* _GIVEN TASK_:
List every rupee amount mentioned in the article on banks easing terms for home loan borrowers.

Banks turn lenient with home loan borrowers facing crunch

Rising charges: An apartment complex. Interest rates on home loans have increased from 7.50% in 2003 to 11.75% in August, putting pressure on borrowers who had taken loans at floating interest rates. Premium

Rising charges: An apartment complex. Interest rates on home loans have increased from 7.50% in 2003 to 11.75% in August, putting pressure on borrowers who had taken loans at floating interest rates.

Mumbai: Ashish Wagh, a senior executive with a foreign investment bank, recently approached his mortgage lender for a lifeline after his company started cutting jobs and trimming salaries.

Wagh had taken an Rs80 lakh home loan earlier this year to buy an apartment in Bandra, a Mumbai suburb, repayable over 20 years at an annual floating interest rate of 11.75%.

Rising charges: An apartment complex. Interest rates on home loans have increased from 7.50% in 2003 to 11.75% in August, putting pressure on borrowers who had taken loans at floating interest rates. Ramesh Pathania / Mint

He declined to name the mortgage firm because he said that could hurt his negotiations with it.

As interest rates surged earlier this year and companies started laying off staff and tightening employee costs, recovery teams of banks and housing finance firms have, in the past few months, been busy offering at least half a dozen easy repayment solutions to a growing number of borrowers who have been hurt by the slowdown.

Lenders are open to offering easier terms to existing borrowers because they want to prevent an increase in the proportion of non-performing assets (NPAs) on their books and the worth of their collateral—the houses—has declined sharply this year with falling real estate prices.

Banks have extended home loans worth about Rs2.69 trillion as on 29 August, but growth in home loans between 1 September 2007 and 31 August slowed to 13.9% at Rs32,792 crore, from 17% in the previous year, according to the Reserve Bank of India.

Interest rates on home loans have increased from 7.50% in 2003 to 11.75% in August, putting pressure on borrowers who had taken loans at floating interest rates.

For instance, if a person had taken a Rs20 lakh home loan repayable over 20 years, his monthly repayment would have increased from Rs16,418 in November 2004, when the interest rate was 7.75%, to Rs21,674 now.

* _DATA LINES_:
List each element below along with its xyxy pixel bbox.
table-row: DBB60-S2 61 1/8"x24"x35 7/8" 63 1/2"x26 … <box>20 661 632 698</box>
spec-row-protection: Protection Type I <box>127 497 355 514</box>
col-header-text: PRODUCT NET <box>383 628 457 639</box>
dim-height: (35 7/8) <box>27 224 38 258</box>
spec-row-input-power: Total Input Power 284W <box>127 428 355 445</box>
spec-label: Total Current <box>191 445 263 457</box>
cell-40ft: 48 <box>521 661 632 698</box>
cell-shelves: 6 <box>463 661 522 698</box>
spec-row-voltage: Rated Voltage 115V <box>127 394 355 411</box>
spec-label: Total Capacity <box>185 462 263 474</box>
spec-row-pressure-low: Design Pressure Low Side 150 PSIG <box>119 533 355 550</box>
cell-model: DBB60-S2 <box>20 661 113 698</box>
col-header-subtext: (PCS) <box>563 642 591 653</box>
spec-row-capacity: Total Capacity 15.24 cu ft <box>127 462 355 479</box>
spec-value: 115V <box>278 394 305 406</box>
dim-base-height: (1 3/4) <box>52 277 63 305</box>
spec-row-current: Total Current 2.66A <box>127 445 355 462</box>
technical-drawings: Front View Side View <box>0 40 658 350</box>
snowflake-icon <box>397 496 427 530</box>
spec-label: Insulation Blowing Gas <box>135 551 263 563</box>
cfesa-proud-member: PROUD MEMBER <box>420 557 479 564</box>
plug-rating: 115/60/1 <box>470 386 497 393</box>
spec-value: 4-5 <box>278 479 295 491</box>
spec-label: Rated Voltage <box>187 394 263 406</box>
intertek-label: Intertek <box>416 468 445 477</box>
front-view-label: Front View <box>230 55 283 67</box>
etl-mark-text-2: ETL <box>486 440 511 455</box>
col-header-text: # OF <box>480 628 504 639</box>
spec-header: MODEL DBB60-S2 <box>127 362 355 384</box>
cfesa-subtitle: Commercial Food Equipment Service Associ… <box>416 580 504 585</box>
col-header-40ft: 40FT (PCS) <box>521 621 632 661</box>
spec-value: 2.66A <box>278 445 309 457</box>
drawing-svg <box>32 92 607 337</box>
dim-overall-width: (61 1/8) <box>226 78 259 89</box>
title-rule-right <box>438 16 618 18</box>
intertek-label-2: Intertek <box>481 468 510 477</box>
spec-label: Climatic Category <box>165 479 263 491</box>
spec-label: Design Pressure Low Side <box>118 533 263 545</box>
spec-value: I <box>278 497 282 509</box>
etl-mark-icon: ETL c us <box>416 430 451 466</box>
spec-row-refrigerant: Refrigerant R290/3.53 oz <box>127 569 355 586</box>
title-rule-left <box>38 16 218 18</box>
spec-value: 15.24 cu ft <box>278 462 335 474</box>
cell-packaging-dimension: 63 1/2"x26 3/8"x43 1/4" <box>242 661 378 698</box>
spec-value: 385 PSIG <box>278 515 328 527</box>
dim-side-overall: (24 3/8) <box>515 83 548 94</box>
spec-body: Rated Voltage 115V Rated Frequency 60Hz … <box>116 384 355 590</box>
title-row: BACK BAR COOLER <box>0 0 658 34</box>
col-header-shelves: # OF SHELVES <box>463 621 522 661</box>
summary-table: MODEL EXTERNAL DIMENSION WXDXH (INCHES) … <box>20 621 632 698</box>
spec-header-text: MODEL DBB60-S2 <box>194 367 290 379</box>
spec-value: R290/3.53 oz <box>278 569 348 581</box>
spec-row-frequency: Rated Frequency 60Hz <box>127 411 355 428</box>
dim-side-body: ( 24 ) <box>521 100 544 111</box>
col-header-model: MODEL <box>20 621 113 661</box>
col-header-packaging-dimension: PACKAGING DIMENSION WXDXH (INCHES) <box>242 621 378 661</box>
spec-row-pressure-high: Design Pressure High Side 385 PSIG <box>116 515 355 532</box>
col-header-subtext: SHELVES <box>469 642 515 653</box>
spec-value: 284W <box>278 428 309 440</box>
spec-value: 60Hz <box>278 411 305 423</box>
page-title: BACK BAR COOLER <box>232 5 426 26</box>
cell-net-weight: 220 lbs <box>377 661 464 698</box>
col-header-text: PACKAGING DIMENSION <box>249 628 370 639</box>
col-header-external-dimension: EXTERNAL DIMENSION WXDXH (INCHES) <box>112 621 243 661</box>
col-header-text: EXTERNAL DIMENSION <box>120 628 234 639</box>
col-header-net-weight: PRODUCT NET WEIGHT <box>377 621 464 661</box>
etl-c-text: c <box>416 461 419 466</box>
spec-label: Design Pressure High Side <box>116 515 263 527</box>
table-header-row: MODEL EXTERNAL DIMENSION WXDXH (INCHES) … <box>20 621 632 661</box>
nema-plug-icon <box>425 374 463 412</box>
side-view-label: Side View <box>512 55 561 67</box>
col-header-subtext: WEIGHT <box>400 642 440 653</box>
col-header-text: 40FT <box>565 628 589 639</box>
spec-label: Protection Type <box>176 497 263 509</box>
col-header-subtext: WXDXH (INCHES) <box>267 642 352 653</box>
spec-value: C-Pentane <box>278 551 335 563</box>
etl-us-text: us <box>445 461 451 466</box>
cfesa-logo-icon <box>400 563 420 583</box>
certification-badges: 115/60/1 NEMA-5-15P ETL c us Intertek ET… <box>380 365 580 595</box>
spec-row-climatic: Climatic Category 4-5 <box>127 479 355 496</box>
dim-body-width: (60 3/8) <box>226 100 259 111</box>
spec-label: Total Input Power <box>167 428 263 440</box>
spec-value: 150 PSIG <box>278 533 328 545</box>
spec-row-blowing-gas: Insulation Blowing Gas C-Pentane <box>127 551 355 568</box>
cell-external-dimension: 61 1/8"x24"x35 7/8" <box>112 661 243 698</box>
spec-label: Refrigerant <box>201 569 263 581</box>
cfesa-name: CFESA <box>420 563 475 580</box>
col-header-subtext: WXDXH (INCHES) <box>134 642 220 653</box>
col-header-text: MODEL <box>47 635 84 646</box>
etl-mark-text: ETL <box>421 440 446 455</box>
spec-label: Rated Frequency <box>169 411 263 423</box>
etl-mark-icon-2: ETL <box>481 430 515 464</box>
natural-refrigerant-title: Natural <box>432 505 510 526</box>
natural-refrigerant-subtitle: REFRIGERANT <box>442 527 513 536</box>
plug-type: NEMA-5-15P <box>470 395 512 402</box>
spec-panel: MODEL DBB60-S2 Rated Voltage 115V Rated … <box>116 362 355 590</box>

* _ANSWER_:
Rs80 lakh
Rs2.69 trillion
Rs32,792 crore
Rs20 lakh
Rs16,418
Rs21,674